> _DATA ENTRIES_
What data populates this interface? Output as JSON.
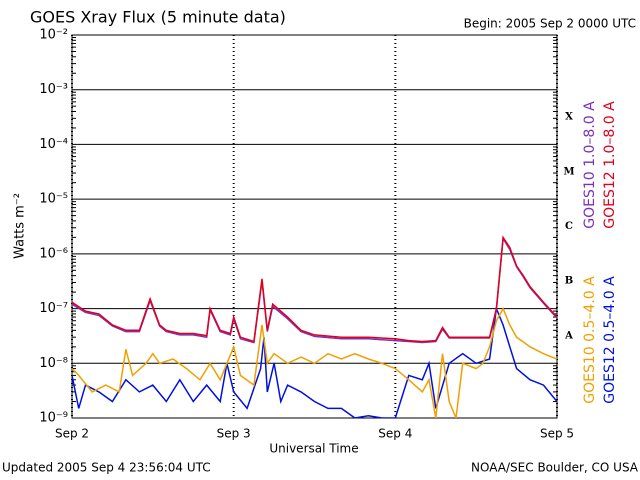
{
  "chart_data": {
    "type": "line",
    "title": "GOES Xray Flux (5 minute data)",
    "subtitle": "Begin:  2005 Sep 2 0000 UTC",
    "y_label": "Watts m⁻²",
    "x_label": "Universal Time",
    "footer_left": "Updated 2005 Sep  4 23:56:04 UTC",
    "footer_right": "NOAA/SEC Boulder, CO USA",
    "log_scale": true,
    "grid": true,
    "xlim": [
      0,
      72
    ],
    "xticks": [
      {
        "value": 0,
        "label": "Sep 2"
      },
      {
        "value": 24,
        "label": "Sep 3"
      },
      {
        "value": 48,
        "label": "Sep 4"
      },
      {
        "value": 72,
        "label": "Sep 5"
      }
    ],
    "ylim": [
      1e-09,
      0.01
    ],
    "yticks": [
      {
        "value": 1e-09,
        "label": "10⁻⁹"
      },
      {
        "value": 1e-08,
        "label": "10⁻⁸"
      },
      {
        "value": 1e-07,
        "label": "10⁻⁷"
      },
      {
        "value": 1e-06,
        "label": "10⁻⁶"
      },
      {
        "value": 1e-05,
        "label": "10⁻⁵"
      },
      {
        "value": 0.0001,
        "label": "10⁻⁴"
      },
      {
        "value": 0.001,
        "label": "10⁻³"
      },
      {
        "value": 0.01,
        "label": "10⁻²"
      }
    ],
    "flare_classes": [
      {
        "label": "A",
        "value": 1e-08
      },
      {
        "label": "B",
        "value": 1e-07
      },
      {
        "label": "C",
        "value": 1e-06
      },
      {
        "label": "M",
        "value": 1e-05
      },
      {
        "label": "X",
        "value": 0.0001
      }
    ],
    "series": [
      {
        "name": "GOES10 1.0–8.0 A",
        "color": "#7b2fbe",
        "x": [
          0,
          2,
          4,
          6,
          8,
          10,
          11.6,
          13,
          14,
          16,
          18,
          20,
          20.5,
          22,
          23.5,
          24,
          25,
          27,
          28.2,
          29,
          29.8,
          32,
          34,
          36,
          40,
          44,
          48,
          50,
          52,
          54,
          55,
          56,
          58,
          60,
          62,
          63,
          64,
          65,
          66,
          67,
          68,
          70,
          72
        ],
        "values": [
          1.2e-07,
          8.5e-08,
          7.5e-08,
          4.8e-08,
          3.8e-08,
          3.8e-08,
          1.4e-07,
          4.8e-08,
          3.8e-08,
          3.3e-08,
          3.3e-08,
          3e-08,
          9.5e-08,
          3.8e-08,
          3.3e-08,
          6.5e-08,
          2.8e-08,
          2.4e-08,
          3.2e-07,
          3.8e-08,
          1.1e-07,
          6.5e-08,
          3.8e-08,
          3.1e-08,
          2.8e-08,
          2.8e-08,
          2.6e-08,
          2.5e-08,
          2.4e-08,
          2.5e-08,
          4.2e-08,
          2.9e-08,
          2.9e-08,
          2.9e-08,
          2.9e-08,
          9.5e-08,
          1.9e-06,
          1.2e-06,
          5.8e-07,
          3.8e-07,
          2.4e-07,
          1.25e-07,
          6.7e-08
        ]
      },
      {
        "name": "GOES12 1.0–8.0 A",
        "color": "#e0001b",
        "x": [
          0,
          2,
          4,
          6,
          8,
          10,
          11.6,
          13,
          14,
          16,
          18,
          20,
          20.5,
          22,
          23.5,
          24,
          25,
          27,
          28.2,
          29,
          29.8,
          32,
          34,
          36,
          40,
          44,
          48,
          50,
          52,
          54,
          55,
          56,
          58,
          60,
          62,
          63,
          64,
          65,
          66,
          67,
          68,
          70,
          72
        ],
        "values": [
          1.3e-07,
          9e-08,
          8e-08,
          5e-08,
          4e-08,
          4e-08,
          1.5e-07,
          5e-08,
          4e-08,
          3.5e-08,
          3.5e-08,
          3.2e-08,
          1e-07,
          4e-08,
          3.5e-08,
          7e-08,
          3e-08,
          2.5e-08,
          3.5e-07,
          4e-08,
          1.2e-07,
          7e-08,
          4e-08,
          3.3e-08,
          3e-08,
          3e-08,
          2.8e-08,
          2.6e-08,
          2.5e-08,
          2.6e-08,
          4.5e-08,
          3e-08,
          3e-08,
          3e-08,
          3e-08,
          1e-07,
          2e-06,
          1.3e-06,
          6e-07,
          4e-07,
          2.5e-07,
          1.3e-07,
          7e-08
        ]
      },
      {
        "name": "GOES10 0.5–4.0 A",
        "color": "#f0a000",
        "x": [
          0,
          1,
          3,
          5,
          7,
          8,
          9,
          11,
          12,
          13,
          15,
          17,
          19,
          20.5,
          22,
          24,
          25,
          27,
          28.2,
          29,
          30,
          32,
          34,
          36,
          38,
          40,
          42,
          44,
          46,
          48,
          50,
          52,
          53,
          54,
          55,
          56,
          57,
          58,
          60,
          61,
          62,
          63,
          64,
          65,
          66,
          68,
          70,
          72
        ],
        "values": [
          8e-09,
          6e-09,
          3e-09,
          4e-09,
          3e-09,
          1.8e-08,
          6e-09,
          1e-08,
          1.5e-08,
          1e-08,
          1.2e-08,
          8e-09,
          5e-09,
          1e-08,
          5e-09,
          2e-08,
          6e-09,
          4e-09,
          5e-08,
          1e-08,
          1.5e-08,
          1e-08,
          1.3e-08,
          1e-08,
          1.5e-08,
          1.2e-08,
          1.5e-08,
          1.2e-08,
          1e-08,
          8e-09,
          5e-09,
          3e-09,
          5e-09,
          1e-09,
          1.5e-08,
          2e-09,
          1e-09,
          1e-08,
          8e-09,
          1e-08,
          2e-08,
          6e-08,
          1e-07,
          5e-08,
          3e-08,
          2e-08,
          1.5e-08,
          1.2e-08
        ]
      },
      {
        "name": "GOES12 0.5–4.0 A",
        "color": "#0010e0",
        "x": [
          0,
          1,
          2,
          4,
          6,
          8,
          10,
          12,
          14,
          16,
          18,
          20,
          22,
          23,
          24,
          26,
          28,
          28.5,
          29,
          30,
          31,
          32,
          34,
          36,
          38,
          40,
          42,
          44,
          46,
          48,
          50,
          52,
          53,
          54,
          56,
          58,
          60,
          62,
          63,
          64,
          65,
          66,
          68,
          70,
          72
        ],
        "values": [
          6e-09,
          1.5e-09,
          4e-09,
          3e-09,
          2e-09,
          5e-09,
          3e-09,
          4e-09,
          2e-09,
          5e-09,
          2e-09,
          4e-09,
          2e-09,
          1e-08,
          3e-09,
          1.5e-09,
          8e-09,
          3e-08,
          3e-09,
          1e-08,
          2e-09,
          4e-09,
          3e-09,
          2e-09,
          1.5e-09,
          1.5e-09,
          1e-09,
          1.1e-09,
          1e-09,
          1e-09,
          6e-09,
          5e-09,
          1e-08,
          1.5e-09,
          1e-08,
          1.5e-08,
          1e-08,
          1.2e-08,
          1e-07,
          5e-08,
          2e-08,
          8e-09,
          5e-09,
          4e-09,
          2e-09
        ]
      }
    ]
  }
}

> _WHAT IS EXPECTED_
Repeat the lines above exactly, and keep every picture out.

> _OUTPUT OF THE TASK_
What data populates this interface? Output as JSON.
{
  "chart_data": {
    "type": "line",
    "title": "GOES Xray Flux (5 minute data)",
    "subtitle": "Begin:  2005 Sep 2 0000 UTC",
    "y_label": "Watts m⁻²",
    "x_label": "Universal Time",
    "footer_left": "Updated 2005 Sep  4 23:56:04 UTC",
    "footer_right": "NOAA/SEC Boulder, CO USA",
    "log_scale": true,
    "grid": true,
    "xlim": [
      0,
      72
    ],
    "xticks": [
      {
        "value": 0,
        "label": "Sep 2"
      },
      {
        "value": 24,
        "label": "Sep 3"
      },
      {
        "value": 48,
        "label": "Sep 4"
      },
      {
        "value": 72,
        "label": "Sep 5"
      }
    ],
    "ylim": [
      1e-09,
      0.01
    ],
    "yticks": [
      {
        "value": 1e-09,
        "label": "10⁻⁹"
      },
      {
        "value": 1e-08,
        "label": "10⁻⁸"
      },
      {
        "value": 1e-07,
        "label": "10⁻⁷"
      },
      {
        "value": 1e-06,
        "label": "10⁻⁶"
      },
      {
        "value": 1e-05,
        "label": "10⁻⁵"
      },
      {
        "value": 0.0001,
        "label": "10⁻⁴"
      },
      {
        "value": 0.001,
        "label": "10⁻³"
      },
      {
        "value": 0.01,
        "label": "10⁻²"
      }
    ],
    "flare_classes": [
      {
        "label": "A",
        "value": 1e-08
      },
      {
        "label": "B",
        "value": 1e-07
      },
      {
        "label": "C",
        "value": 1e-06
      },
      {
        "label": "M",
        "value": 1e-05
      },
      {
        "label": "X",
        "value": 0.0001
      }
    ],
    "series": [
      {
        "name": "GOES10 1.0–8.0 A",
        "color": "#7b2fbe",
        "x": [
          0,
          2,
          4,
          6,
          8,
          10,
          11.6,
          13,
          14,
          16,
          18,
          20,
          20.5,
          22,
          23.5,
          24,
          25,
          27,
          28.2,
          29,
          29.8,
          32,
          34,
          36,
          40,
          44,
          48,
          50,
          52,
          54,
          55,
          56,
          58,
          60,
          62,
          63,
          64,
          65,
          66,
          67,
          68,
          70,
          72
        ],
        "values": [
          1.2e-07,
          8.5e-08,
          7.5e-08,
          4.8e-08,
          3.8e-08,
          3.8e-08,
          1.4e-07,
          4.8e-08,
          3.8e-08,
          3.3e-08,
          3.3e-08,
          3e-08,
          9.5e-08,
          3.8e-08,
          3.3e-08,
          6.5e-08,
          2.8e-08,
          2.4e-08,
          3.2e-07,
          3.8e-08,
          1.1e-07,
          6.5e-08,
          3.8e-08,
          3.1e-08,
          2.8e-08,
          2.8e-08,
          2.6e-08,
          2.5e-08,
          2.4e-08,
          2.5e-08,
          4.2e-08,
          2.9e-08,
          2.9e-08,
          2.9e-08,
          2.9e-08,
          9.5e-08,
          1.9e-06,
          1.2e-06,
          5.8e-07,
          3.8e-07,
          2.4e-07,
          1.25e-07,
          6.7e-08
        ]
      },
      {
        "name": "GOES12 1.0–8.0 A",
        "color": "#e0001b",
        "x": [
          0,
          2,
          4,
          6,
          8,
          10,
          11.6,
          13,
          14,
          16,
          18,
          20,
          20.5,
          22,
          23.5,
          24,
          25,
          27,
          28.2,
          29,
          29.8,
          32,
          34,
          36,
          40,
          44,
          48,
          50,
          52,
          54,
          55,
          56,
          58,
          60,
          62,
          63,
          64,
          65,
          66,
          67,
          68,
          70,
          72
        ],
        "values": [
          1.3e-07,
          9e-08,
          8e-08,
          5e-08,
          4e-08,
          4e-08,
          1.5e-07,
          5e-08,
          4e-08,
          3.5e-08,
          3.5e-08,
          3.2e-08,
          1e-07,
          4e-08,
          3.5e-08,
          7e-08,
          3e-08,
          2.5e-08,
          3.5e-07,
          4e-08,
          1.2e-07,
          7e-08,
          4e-08,
          3.3e-08,
          3e-08,
          3e-08,
          2.8e-08,
          2.6e-08,
          2.5e-08,
          2.6e-08,
          4.5e-08,
          3e-08,
          3e-08,
          3e-08,
          3e-08,
          1e-07,
          2e-06,
          1.3e-06,
          6e-07,
          4e-07,
          2.5e-07,
          1.3e-07,
          7e-08
        ]
      },
      {
        "name": "GOES10 0.5–4.0 A",
        "color": "#f0a000",
        "x": [
          0,
          1,
          3,
          5,
          7,
          8,
          9,
          11,
          12,
          13,
          15,
          17,
          19,
          20.5,
          22,
          24,
          25,
          27,
          28.2,
          29,
          30,
          32,
          34,
          36,
          38,
          40,
          42,
          44,
          46,
          48,
          50,
          52,
          53,
          54,
          55,
          56,
          57,
          58,
          60,
          61,
          62,
          63,
          64,
          65,
          66,
          68,
          70,
          72
        ],
        "values": [
          8e-09,
          6e-09,
          3e-09,
          4e-09,
          3e-09,
          1.8e-08,
          6e-09,
          1e-08,
          1.5e-08,
          1e-08,
          1.2e-08,
          8e-09,
          5e-09,
          1e-08,
          5e-09,
          2e-08,
          6e-09,
          4e-09,
          5e-08,
          1e-08,
          1.5e-08,
          1e-08,
          1.3e-08,
          1e-08,
          1.5e-08,
          1.2e-08,
          1.5e-08,
          1.2e-08,
          1e-08,
          8e-09,
          5e-09,
          3e-09,
          5e-09,
          1e-09,
          1.5e-08,
          2e-09,
          1e-09,
          1e-08,
          8e-09,
          1e-08,
          2e-08,
          6e-08,
          1e-07,
          5e-08,
          3e-08,
          2e-08,
          1.5e-08,
          1.2e-08
        ]
      },
      {
        "name": "GOES12 0.5–4.0 A",
        "color": "#0010e0",
        "x": [
          0,
          1,
          2,
          4,
          6,
          8,
          10,
          12,
          14,
          16,
          18,
          20,
          22,
          23,
          24,
          26,
          28,
          28.5,
          29,
          30,
          31,
          32,
          34,
          36,
          38,
          40,
          42,
          44,
          46,
          48,
          50,
          52,
          53,
          54,
          56,
          58,
          60,
          62,
          63,
          64,
          65,
          66,
          68,
          70,
          72
        ],
        "values": [
          6e-09,
          1.5e-09,
          4e-09,
          3e-09,
          2e-09,
          5e-09,
          3e-09,
          4e-09,
          2e-09,
          5e-09,
          2e-09,
          4e-09,
          2e-09,
          1e-08,
          3e-09,
          1.5e-09,
          8e-09,
          3e-08,
          3e-09,
          1e-08,
          2e-09,
          4e-09,
          3e-09,
          2e-09,
          1.5e-09,
          1.5e-09,
          1e-09,
          1.1e-09,
          1e-09,
          1e-09,
          6e-09,
          5e-09,
          1e-08,
          1.5e-09,
          1e-08,
          1.5e-08,
          1e-08,
          1.2e-08,
          1e-07,
          5e-08,
          2e-08,
          8e-09,
          5e-09,
          4e-09,
          2e-09
        ]
      }
    ]
  }
}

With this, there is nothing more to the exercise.